==== RECORDED DATA
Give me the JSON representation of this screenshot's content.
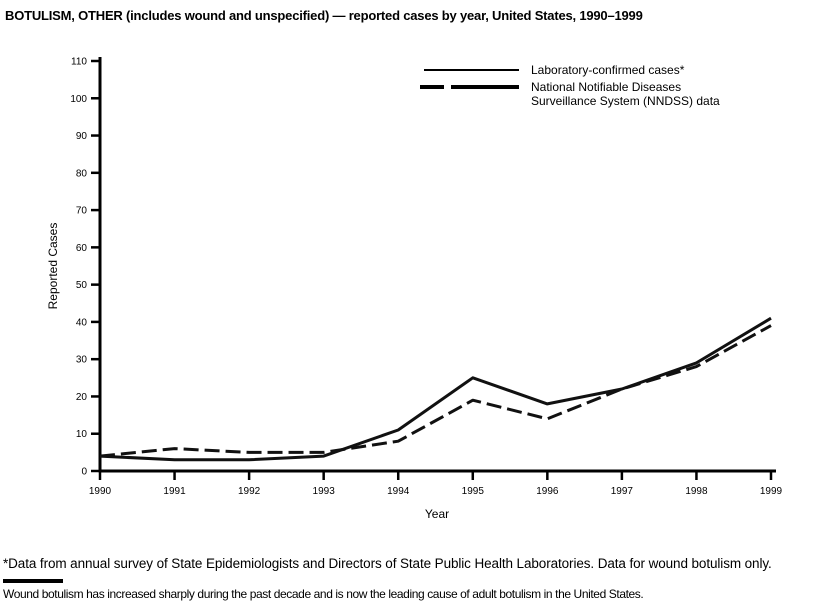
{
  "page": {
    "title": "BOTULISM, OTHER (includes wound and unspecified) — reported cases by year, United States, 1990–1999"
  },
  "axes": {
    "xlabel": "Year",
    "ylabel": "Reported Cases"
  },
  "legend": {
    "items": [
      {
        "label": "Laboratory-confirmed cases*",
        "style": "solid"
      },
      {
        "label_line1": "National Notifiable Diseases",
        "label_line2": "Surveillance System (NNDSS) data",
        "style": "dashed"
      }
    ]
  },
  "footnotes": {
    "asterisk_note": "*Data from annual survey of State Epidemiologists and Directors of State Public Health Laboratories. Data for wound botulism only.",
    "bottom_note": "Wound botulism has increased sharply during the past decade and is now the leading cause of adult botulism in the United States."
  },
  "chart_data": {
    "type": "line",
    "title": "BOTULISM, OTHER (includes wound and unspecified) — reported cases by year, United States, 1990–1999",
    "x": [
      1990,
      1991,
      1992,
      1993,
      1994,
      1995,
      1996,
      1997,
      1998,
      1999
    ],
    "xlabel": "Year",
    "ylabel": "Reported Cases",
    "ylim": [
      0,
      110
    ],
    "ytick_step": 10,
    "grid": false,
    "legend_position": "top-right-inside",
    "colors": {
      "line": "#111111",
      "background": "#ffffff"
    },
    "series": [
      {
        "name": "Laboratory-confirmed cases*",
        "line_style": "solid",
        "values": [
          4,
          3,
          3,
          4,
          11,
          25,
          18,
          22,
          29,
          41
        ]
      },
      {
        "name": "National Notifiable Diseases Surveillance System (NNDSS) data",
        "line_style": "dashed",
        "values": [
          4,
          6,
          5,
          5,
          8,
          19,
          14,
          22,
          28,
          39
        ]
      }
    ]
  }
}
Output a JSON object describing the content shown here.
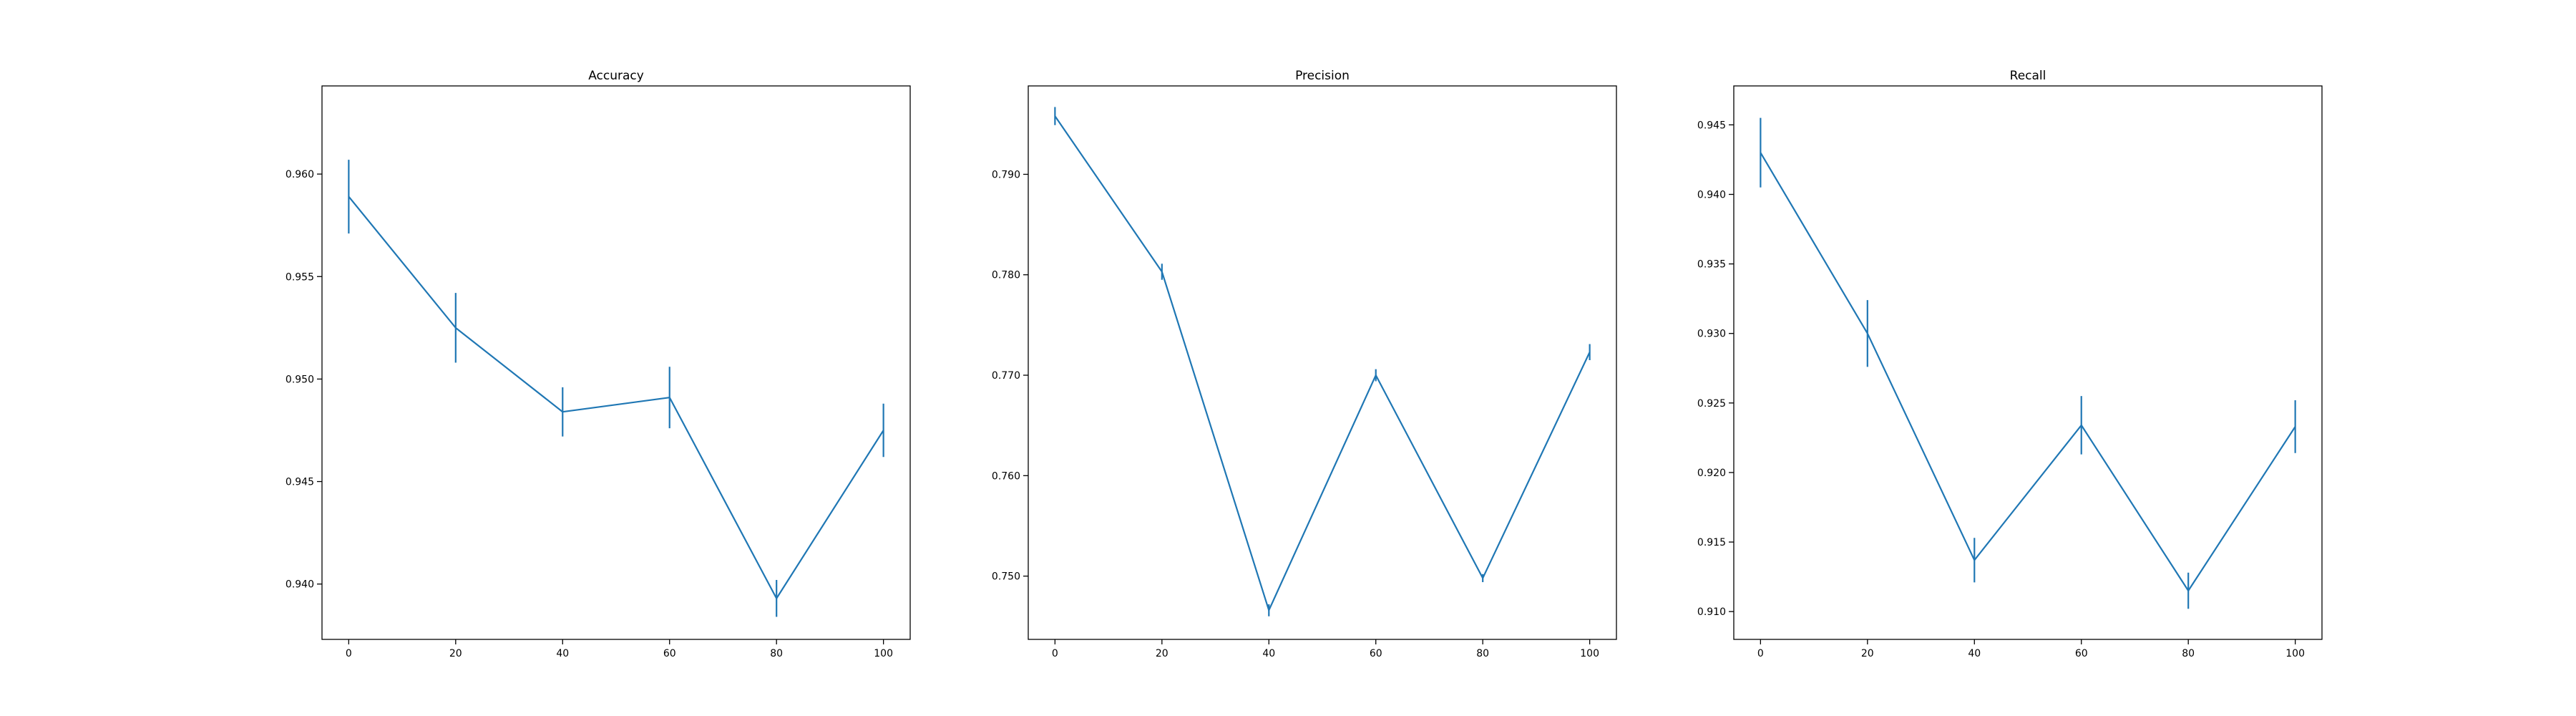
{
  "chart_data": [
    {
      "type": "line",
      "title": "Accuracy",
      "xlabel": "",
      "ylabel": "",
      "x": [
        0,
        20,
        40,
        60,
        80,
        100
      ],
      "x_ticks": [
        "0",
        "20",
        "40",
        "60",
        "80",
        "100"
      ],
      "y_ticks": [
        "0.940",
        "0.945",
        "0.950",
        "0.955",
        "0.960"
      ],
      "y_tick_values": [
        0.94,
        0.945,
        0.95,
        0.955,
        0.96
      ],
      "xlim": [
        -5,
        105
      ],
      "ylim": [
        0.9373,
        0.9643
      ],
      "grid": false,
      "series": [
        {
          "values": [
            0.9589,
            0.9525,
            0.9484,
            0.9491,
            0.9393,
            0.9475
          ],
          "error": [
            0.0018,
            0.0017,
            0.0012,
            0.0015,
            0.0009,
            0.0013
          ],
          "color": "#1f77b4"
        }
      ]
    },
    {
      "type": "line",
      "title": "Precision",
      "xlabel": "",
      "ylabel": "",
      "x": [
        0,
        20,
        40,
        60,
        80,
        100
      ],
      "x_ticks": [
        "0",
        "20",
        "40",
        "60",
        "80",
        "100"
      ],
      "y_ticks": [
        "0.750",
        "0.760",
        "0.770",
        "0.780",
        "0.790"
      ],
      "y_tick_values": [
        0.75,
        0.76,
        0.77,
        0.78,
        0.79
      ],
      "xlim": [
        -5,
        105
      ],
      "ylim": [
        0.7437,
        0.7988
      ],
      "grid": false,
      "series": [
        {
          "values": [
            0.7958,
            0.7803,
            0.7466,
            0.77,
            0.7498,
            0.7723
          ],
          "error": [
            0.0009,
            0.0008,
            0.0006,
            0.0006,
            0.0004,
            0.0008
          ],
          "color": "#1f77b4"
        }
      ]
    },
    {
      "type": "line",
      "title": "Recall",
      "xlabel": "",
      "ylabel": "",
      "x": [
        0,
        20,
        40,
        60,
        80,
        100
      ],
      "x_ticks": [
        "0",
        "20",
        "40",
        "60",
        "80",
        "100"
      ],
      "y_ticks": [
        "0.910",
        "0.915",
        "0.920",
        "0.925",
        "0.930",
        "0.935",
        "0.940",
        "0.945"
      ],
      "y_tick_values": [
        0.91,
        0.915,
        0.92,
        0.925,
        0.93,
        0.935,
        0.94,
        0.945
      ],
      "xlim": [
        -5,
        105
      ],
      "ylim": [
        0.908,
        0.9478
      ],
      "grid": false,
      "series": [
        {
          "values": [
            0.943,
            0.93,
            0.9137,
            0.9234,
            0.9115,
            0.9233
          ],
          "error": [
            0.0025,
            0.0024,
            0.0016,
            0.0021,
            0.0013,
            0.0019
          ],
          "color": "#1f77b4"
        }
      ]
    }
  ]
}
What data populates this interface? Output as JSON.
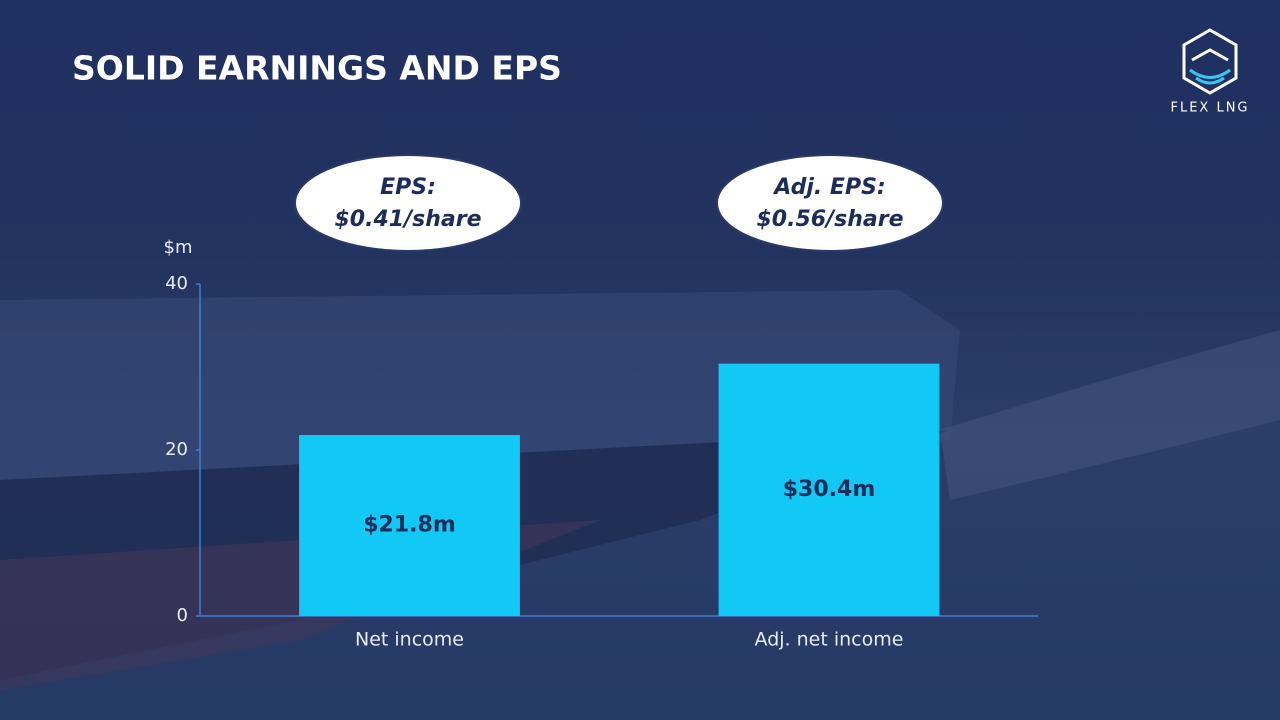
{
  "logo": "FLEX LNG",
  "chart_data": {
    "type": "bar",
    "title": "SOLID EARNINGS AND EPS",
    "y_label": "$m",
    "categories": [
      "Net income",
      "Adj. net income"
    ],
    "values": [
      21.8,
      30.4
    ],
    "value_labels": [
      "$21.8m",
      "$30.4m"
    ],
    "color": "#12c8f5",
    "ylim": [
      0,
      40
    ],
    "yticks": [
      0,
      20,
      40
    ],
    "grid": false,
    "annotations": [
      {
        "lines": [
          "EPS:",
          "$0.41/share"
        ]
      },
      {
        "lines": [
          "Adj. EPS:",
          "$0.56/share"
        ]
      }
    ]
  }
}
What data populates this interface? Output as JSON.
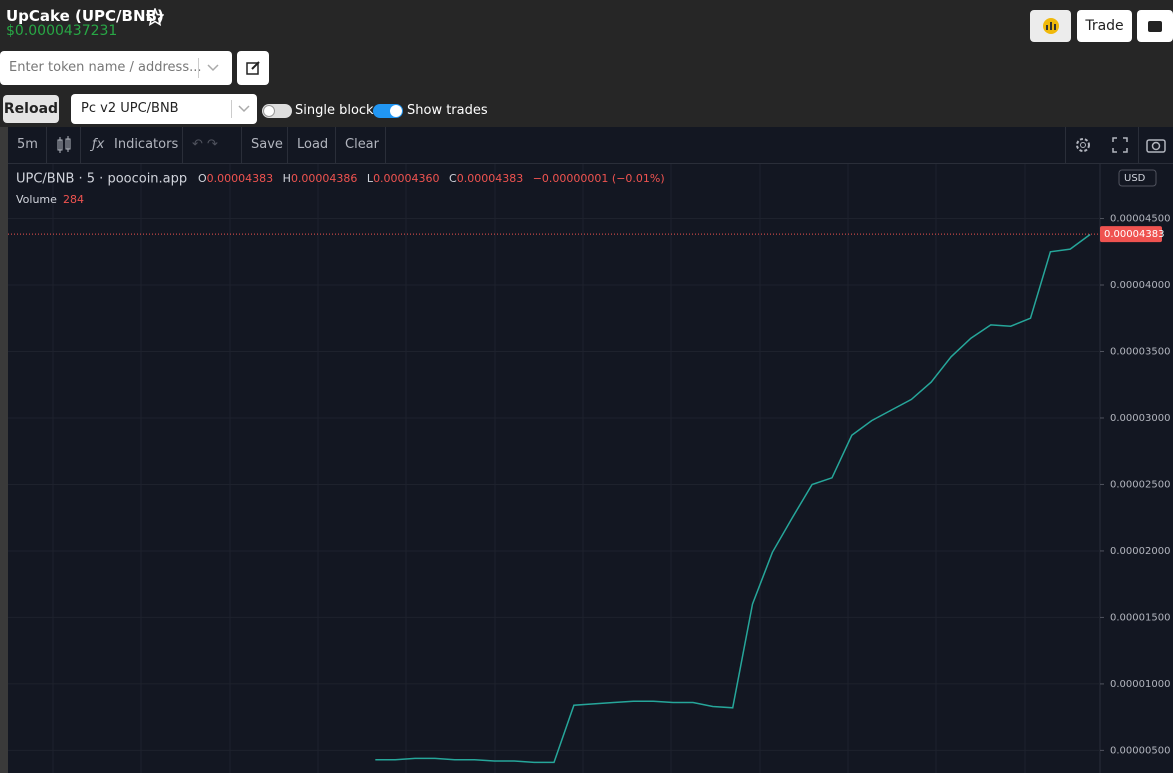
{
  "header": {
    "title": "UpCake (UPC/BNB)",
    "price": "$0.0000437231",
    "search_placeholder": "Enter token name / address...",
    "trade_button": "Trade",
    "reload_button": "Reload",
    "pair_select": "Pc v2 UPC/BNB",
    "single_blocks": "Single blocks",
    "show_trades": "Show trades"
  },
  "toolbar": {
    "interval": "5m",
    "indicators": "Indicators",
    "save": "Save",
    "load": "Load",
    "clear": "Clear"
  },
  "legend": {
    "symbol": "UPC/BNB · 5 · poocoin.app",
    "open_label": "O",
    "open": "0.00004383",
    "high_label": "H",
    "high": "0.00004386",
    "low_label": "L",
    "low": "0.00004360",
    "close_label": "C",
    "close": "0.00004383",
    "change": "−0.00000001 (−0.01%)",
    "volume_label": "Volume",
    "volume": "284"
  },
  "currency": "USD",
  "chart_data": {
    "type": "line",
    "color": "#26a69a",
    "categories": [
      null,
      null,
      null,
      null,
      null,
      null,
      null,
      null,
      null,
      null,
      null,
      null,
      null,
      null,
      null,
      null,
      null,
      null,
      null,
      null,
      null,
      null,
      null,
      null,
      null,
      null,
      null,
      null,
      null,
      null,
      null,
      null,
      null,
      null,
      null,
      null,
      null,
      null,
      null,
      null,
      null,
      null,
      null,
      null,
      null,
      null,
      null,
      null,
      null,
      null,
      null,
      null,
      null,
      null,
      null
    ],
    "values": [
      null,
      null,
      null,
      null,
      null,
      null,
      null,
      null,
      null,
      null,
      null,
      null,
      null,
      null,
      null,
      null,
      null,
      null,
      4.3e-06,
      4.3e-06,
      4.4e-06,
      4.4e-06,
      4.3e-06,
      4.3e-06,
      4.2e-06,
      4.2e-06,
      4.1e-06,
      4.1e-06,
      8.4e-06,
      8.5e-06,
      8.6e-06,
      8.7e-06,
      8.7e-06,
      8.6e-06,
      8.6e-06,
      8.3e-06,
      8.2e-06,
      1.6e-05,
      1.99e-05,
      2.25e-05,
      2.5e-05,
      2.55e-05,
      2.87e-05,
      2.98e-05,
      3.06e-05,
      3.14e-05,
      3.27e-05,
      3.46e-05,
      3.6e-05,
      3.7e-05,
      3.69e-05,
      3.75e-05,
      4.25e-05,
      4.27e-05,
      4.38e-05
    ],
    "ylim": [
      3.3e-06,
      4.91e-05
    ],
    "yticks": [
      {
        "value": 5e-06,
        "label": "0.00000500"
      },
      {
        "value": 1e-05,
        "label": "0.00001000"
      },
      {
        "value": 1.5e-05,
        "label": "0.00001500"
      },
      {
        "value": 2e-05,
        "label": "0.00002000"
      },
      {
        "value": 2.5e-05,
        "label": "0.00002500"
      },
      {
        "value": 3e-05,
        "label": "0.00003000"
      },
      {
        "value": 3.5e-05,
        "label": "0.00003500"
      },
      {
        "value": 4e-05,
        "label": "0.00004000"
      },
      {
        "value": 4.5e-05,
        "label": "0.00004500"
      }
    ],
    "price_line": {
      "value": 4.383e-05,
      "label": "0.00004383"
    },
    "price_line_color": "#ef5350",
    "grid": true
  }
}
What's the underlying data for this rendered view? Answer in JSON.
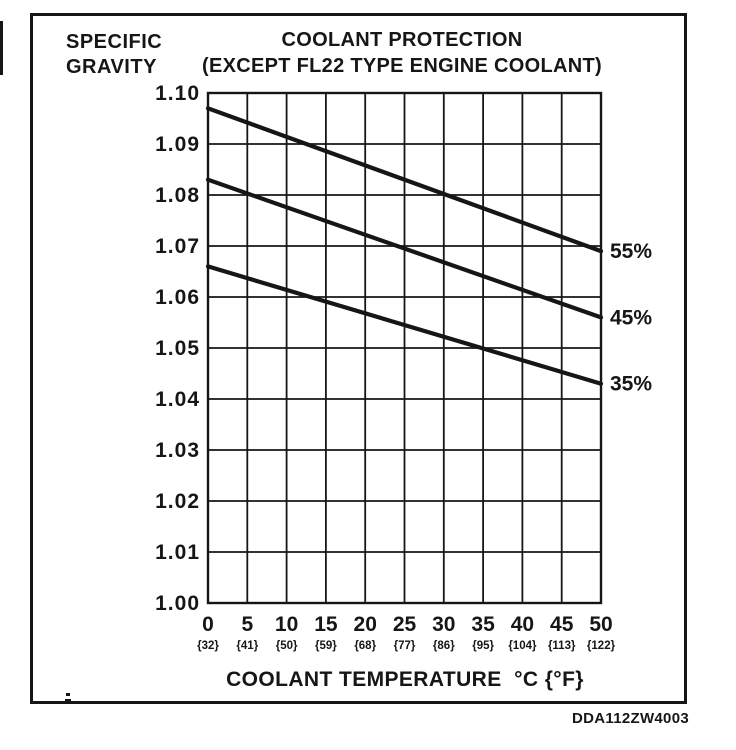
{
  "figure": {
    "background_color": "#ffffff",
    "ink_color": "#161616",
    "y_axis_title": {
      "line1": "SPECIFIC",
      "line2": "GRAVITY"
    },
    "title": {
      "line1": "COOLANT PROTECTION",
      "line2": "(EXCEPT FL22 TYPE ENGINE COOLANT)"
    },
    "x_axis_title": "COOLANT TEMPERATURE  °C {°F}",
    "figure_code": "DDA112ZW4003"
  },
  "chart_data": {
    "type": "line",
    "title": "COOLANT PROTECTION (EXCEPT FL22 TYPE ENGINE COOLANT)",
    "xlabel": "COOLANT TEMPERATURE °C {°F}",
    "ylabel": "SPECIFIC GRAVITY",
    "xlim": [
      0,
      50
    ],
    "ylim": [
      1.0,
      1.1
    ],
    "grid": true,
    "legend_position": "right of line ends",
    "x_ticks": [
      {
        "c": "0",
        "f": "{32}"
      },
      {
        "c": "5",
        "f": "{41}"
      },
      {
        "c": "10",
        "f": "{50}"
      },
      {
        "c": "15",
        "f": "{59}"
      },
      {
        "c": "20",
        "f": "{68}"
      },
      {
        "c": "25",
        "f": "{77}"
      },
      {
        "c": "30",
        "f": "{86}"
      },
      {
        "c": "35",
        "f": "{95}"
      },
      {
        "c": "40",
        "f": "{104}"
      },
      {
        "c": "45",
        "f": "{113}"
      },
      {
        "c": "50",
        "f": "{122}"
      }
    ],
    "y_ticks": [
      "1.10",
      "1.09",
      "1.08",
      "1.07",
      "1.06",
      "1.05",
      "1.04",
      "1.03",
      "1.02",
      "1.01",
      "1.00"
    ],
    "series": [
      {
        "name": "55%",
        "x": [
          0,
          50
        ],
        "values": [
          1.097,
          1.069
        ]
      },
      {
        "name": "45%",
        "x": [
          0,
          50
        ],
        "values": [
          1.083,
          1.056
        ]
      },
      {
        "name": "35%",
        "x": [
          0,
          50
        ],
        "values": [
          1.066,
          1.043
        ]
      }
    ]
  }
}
========
__OBJECTIVE__: For the listing above, identify each line bearing "National".

__TASK RESPONSE__:
        "label_line1": "National Notifiable Diseases",
        "name": "National Notifiable Diseases Surveillance System (NNDSS) data",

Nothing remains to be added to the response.